-- Goal of the exercise --
Make an exact copy of the entries below.

-- Given records --
▬▬▬▬▬▬▬▬▬▬

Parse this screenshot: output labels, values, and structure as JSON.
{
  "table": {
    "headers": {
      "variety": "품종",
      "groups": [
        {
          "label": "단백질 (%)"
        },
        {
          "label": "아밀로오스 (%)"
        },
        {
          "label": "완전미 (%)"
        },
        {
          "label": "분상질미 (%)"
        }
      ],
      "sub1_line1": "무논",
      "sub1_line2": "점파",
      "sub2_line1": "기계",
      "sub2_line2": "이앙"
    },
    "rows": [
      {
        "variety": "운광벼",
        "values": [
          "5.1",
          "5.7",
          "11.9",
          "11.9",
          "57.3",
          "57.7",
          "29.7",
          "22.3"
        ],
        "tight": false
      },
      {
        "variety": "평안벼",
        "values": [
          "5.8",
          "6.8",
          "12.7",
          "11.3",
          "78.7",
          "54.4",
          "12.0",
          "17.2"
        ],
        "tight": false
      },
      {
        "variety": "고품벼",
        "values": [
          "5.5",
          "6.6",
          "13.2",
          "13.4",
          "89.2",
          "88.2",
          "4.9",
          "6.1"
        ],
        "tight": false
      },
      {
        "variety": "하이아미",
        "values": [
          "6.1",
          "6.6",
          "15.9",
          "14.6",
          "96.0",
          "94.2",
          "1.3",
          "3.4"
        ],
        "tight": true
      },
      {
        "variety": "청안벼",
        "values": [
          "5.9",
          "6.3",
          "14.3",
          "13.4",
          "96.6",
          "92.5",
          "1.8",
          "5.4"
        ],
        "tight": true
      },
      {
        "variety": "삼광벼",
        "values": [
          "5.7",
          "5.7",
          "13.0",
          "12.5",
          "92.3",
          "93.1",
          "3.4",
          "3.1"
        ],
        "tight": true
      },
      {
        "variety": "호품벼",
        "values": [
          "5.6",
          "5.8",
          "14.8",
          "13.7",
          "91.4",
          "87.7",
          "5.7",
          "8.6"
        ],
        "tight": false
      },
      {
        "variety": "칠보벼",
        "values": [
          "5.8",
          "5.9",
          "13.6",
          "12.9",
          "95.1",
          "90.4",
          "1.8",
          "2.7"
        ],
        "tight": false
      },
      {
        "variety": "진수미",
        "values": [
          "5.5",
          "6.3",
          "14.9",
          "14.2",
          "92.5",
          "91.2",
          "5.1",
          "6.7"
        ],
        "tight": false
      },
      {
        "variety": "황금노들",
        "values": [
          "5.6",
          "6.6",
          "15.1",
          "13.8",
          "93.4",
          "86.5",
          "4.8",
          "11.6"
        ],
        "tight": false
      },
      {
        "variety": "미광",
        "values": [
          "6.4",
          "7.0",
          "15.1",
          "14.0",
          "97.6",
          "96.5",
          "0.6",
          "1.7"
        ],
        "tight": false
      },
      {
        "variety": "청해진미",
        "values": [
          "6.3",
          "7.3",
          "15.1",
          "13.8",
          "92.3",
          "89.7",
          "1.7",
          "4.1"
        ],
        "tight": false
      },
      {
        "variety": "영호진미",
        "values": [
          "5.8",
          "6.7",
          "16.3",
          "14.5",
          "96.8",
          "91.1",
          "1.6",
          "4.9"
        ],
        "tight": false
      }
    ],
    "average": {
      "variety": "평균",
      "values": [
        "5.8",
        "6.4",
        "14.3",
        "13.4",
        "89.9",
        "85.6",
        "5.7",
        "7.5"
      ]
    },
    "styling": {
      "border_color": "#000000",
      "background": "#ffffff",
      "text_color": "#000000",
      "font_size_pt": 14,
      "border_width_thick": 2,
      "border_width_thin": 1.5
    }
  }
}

▬▬▬▬▬▬▬▬▬▬

-- The answer --
Parse this screenshot: output labels, values, and structure as JSON.
{
  "table": {
    "headers": {
      "variety": "품종",
      "groups": [
        {
          "label": "단백질 (%)"
        },
        {
          "label": "아밀로오스 (%)"
        },
        {
          "label": "완전미 (%)"
        },
        {
          "label": "분상질미 (%)"
        }
      ],
      "sub1_line1": "무논",
      "sub1_line2": "점파",
      "sub2_line1": "기계",
      "sub2_line2": "이앙"
    },
    "rows": [
      {
        "variety": "운광벼",
        "values": [
          "5.1",
          "5.7",
          "11.9",
          "11.9",
          "57.3",
          "57.7",
          "29.7",
          "22.3"
        ],
        "tight": false
      },
      {
        "variety": "평안벼",
        "values": [
          "5.8",
          "6.8",
          "12.7",
          "11.3",
          "78.7",
          "54.4",
          "12.0",
          "17.2"
        ],
        "tight": false
      },
      {
        "variety": "고품벼",
        "values": [
          "5.5",
          "6.6",
          "13.2",
          "13.4",
          "89.2",
          "88.2",
          "4.9",
          "6.1"
        ],
        "tight": false
      },
      {
        "variety": "하이아미",
        "values": [
          "6.1",
          "6.6",
          "15.9",
          "14.6",
          "96.0",
          "94.2",
          "1.3",
          "3.4"
        ],
        "tight": true
      },
      {
        "variety": "청안벼",
        "values": [
          "5.9",
          "6.3",
          "14.3",
          "13.4",
          "96.6",
          "92.5",
          "1.8",
          "5.4"
        ],
        "tight": true
      },
      {
        "variety": "삼광벼",
        "values": [
          "5.7",
          "5.7",
          "13.0",
          "12.5",
          "92.3",
          "93.1",
          "3.4",
          "3.1"
        ],
        "tight": true
      },
      {
        "variety": "호품벼",
        "values": [
          "5.6",
          "5.8",
          "14.8",
          "13.7",
          "91.4",
          "87.7",
          "5.7",
          "8.6"
        ],
        "tight": false
      },
      {
        "variety": "칠보벼",
        "values": [
          "5.8",
          "5.9",
          "13.6",
          "12.9",
          "95.1",
          "90.4",
          "1.8",
          "2.7"
        ],
        "tight": false
      },
      {
        "variety": "진수미",
        "values": [
          "5.5",
          "6.3",
          "14.9",
          "14.2",
          "92.5",
          "91.2",
          "5.1",
          "6.7"
        ],
        "tight": false
      },
      {
        "variety": "황금노들",
        "values": [
          "5.6",
          "6.6",
          "15.1",
          "13.8",
          "93.4",
          "86.5",
          "4.8",
          "11.6"
        ],
        "tight": false
      },
      {
        "variety": "미광",
        "values": [
          "6.4",
          "7.0",
          "15.1",
          "14.0",
          "97.6",
          "96.5",
          "0.6",
          "1.7"
        ],
        "tight": false
      },
      {
        "variety": "청해진미",
        "values": [
          "6.3",
          "7.3",
          "15.1",
          "13.8",
          "92.3",
          "89.7",
          "1.7",
          "4.1"
        ],
        "tight": false
      },
      {
        "variety": "영호진미",
        "values": [
          "5.8",
          "6.7",
          "16.3",
          "14.5",
          "96.8",
          "91.1",
          "1.6",
          "4.9"
        ],
        "tight": false
      }
    ],
    "average": {
      "variety": "평균",
      "values": [
        "5.8",
        "6.4",
        "14.3",
        "13.4",
        "89.9",
        "85.6",
        "5.7",
        "7.5"
      ]
    },
    "styling": {
      "border_color": "#000000",
      "background": "#ffffff",
      "text_color": "#000000",
      "font_size_pt": 14,
      "border_width_thick": 2,
      "border_width_thin": 1.5
    }
  }
}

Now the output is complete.